_WHAT NEEDS TO BE DONE_
Reproduce the entries in full, with no changes.

_Dataset entries_
※
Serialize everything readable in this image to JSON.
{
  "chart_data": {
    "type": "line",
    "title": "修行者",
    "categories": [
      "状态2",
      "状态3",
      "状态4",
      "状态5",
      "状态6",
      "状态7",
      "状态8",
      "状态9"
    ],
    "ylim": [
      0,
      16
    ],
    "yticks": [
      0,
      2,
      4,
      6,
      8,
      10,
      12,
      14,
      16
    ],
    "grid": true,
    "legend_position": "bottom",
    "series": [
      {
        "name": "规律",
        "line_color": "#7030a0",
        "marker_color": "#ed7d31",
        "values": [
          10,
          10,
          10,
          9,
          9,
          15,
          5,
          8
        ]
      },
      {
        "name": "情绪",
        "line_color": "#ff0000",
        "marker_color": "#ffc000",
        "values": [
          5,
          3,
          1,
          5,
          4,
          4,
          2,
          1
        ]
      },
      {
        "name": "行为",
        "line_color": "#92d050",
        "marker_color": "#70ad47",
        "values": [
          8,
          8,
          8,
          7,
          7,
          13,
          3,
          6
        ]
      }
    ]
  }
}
※
_ANSWER TO THIS EXERCISE_
Serialize everything readable in this image to JSON.
{
  "chart_data": {
    "type": "line",
    "title": "修行者",
    "categories": [
      "状态2",
      "状态3",
      "状态4",
      "状态5",
      "状态6",
      "状态7",
      "状态8",
      "状态9"
    ],
    "ylim": [
      0,
      16
    ],
    "yticks": [
      0,
      2,
      4,
      6,
      8,
      10,
      12,
      14,
      16
    ],
    "grid": true,
    "legend_position": "bottom",
    "series": [
      {
        "name": "规律",
        "line_color": "#7030a0",
        "marker_color": "#ed7d31",
        "values": [
          10,
          10,
          10,
          9,
          9,
          15,
          5,
          8
        ]
      },
      {
        "name": "情绪",
        "line_color": "#ff0000",
        "marker_color": "#ffc000",
        "values": [
          5,
          3,
          1,
          5,
          4,
          4,
          2,
          1
        ]
      },
      {
        "name": "行为",
        "line_color": "#92d050",
        "marker_color": "#70ad47",
        "values": [
          8,
          8,
          8,
          7,
          7,
          13,
          3,
          6
        ]
      }
    ]
  }
}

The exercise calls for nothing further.